● EXERCISE TASK
Copy each line holding the string "YENİ".
═══ INPUT DATA
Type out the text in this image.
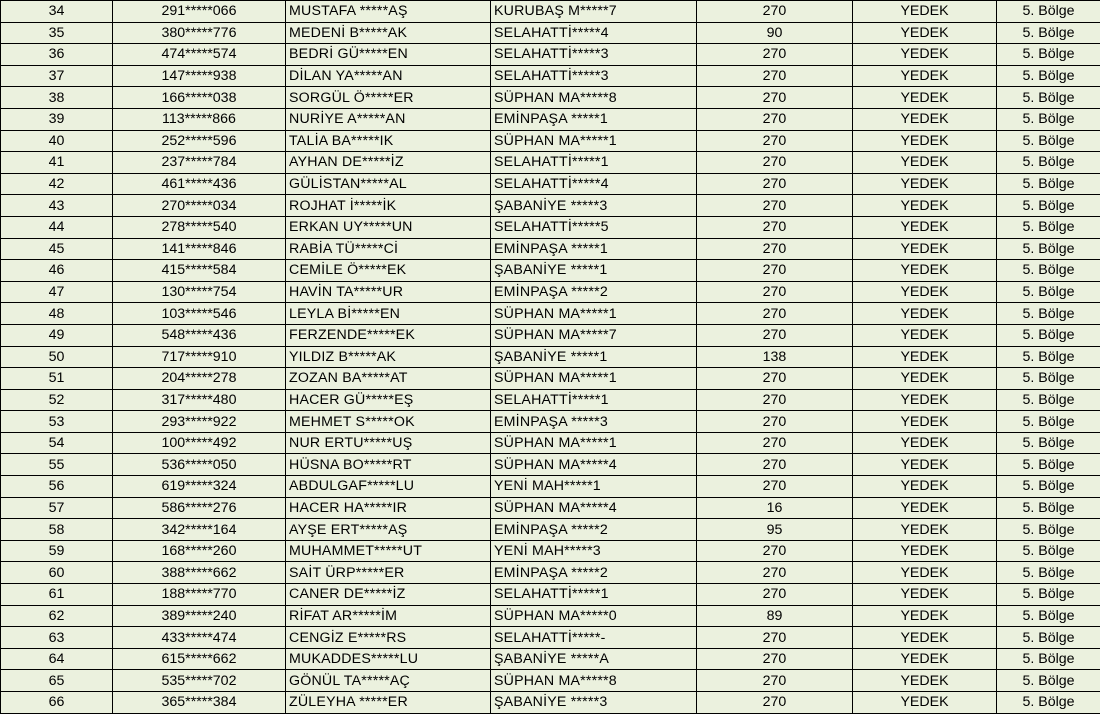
34	291*****066	MUSTAFA *****AŞ	KURUBAŞ M*****7	270	YEDEK	5. Bölge
35	380*****776	MEDENİ B*****AK	SELAHATTİ*****4	90	YEDEK	5. Bölge
36	474*****574	BEDRİ GÜ*****EN	SELAHATTİ*****3	270	YEDEK	5. Bölge
37	147*****938	DİLAN YA*****AN	SELAHATTİ*****3	270	YEDEK	5. Bölge
38	166*****038	SORGÜL Ö*****ER	SÜPHAN MA*****8	270	YEDEK	5. Bölge
39	113*****866	NURİYE A*****AN	EMİNPAŞA *****1	270	YEDEK	5. Bölge
40	252*****596	TALİA BA*****IK	SÜPHAN MA*****1	270	YEDEK	5. Bölge
41	237*****784	AYHAN DE*****İZ	SELAHATTİ*****1	270	YEDEK	5. Bölge
42	461*****436	GÜLİSTAN*****AL	SELAHATTİ*****4	270	YEDEK	5. Bölge
43	270*****034	ROJHAT İ*****İK	ŞABANİYE *****3	270	YEDEK	5. Bölge
44	278*****540	ERKAN UY*****UN	SELAHATTİ*****5	270	YEDEK	5. Bölge
45	141*****846	RABİA TÜ*****Cİ	EMİNPAŞA *****1	270	YEDEK	5. Bölge
46	415*****584	CEMİLE Ö*****EK	ŞABANİYE *****1	270	YEDEK	5. Bölge
47	130*****754	HAVİN TA*****UR	EMİNPAŞA *****2	270	YEDEK	5. Bölge
48	103*****546	LEYLA Bİ*****EN	SÜPHAN MA*****1	270	YEDEK	5. Bölge
49	548*****436	FERZENDE*****EK	SÜPHAN MA*****7	270	YEDEK	5. Bölge
50	717*****910	YILDIZ B*****AK	ŞABANİYE *****1	138	YEDEK	5. Bölge
51	204*****278	ZOZAN BA*****AT	SÜPHAN MA*****1	270	YEDEK	5. Bölge
52	317*****480	HACER GÜ*****EŞ	SELAHATTİ*****1	270	YEDEK	5. Bölge
53	293*****922	MEHMET S*****OK	EMİNPAŞA *****3	270	YEDEK	5. Bölge
54	100*****492	NUR ERTU*****UŞ	SÜPHAN MA*****1	270	YEDEK	5. Bölge
55	536*****050	HÜSNA BO*****RT	SÜPHAN MA*****4	270	YEDEK	5. Bölge
56	619*****324	ABDULGAF*****LU	YENİ MAH*****1	270	YEDEK	5. Bölge
57	586*****276	HACER HA*****IR	SÜPHAN MA*****4	16	YEDEK	5. Bölge
58	342*****164	AYŞE ERT*****AŞ	EMİNPAŞA *****2	95	YEDEK	5. Bölge
59	168*****260	MUHAMMET*****UT	YENİ MAH*****3	270	YEDEK	5. Bölge
60	388*****662	SAİT ÜRP*****ER	EMİNPAŞA *****2	270	YEDEK	5. Bölge
61	188*****770	CANER DE*****İZ	SELAHATTİ*****1	270	YEDEK	5. Bölge
62	389*****240	RİFAT AR*****İM	SÜPHAN MA*****0	89	YEDEK	5. Bölge
63	433*****474	CENGİZ E*****RS	SELAHATTİ*****-	270	YEDEK	5. Bölge
64	615*****662	MUKADDES*****LU	ŞABANİYE *****A	270	YEDEK	5. Bölge
65	535*****702	GÖNÜL TA*****AÇ	SÜPHAN MA*****8	270	YEDEK	5. Bölge
66	365*****384	ZÜLEYHA *****ER	ŞABANİYE *****3	270	YEDEK	5. Bölge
══════
● THE COMPLETED TASK
56	619*****324	ABDULGAF*****LU	YENİ MAH*****1	270	YEDEK	5. Bölge
59	168*****260	MUHAMMET*****UT	YENİ MAH*****3	270	YEDEK	5. Bölge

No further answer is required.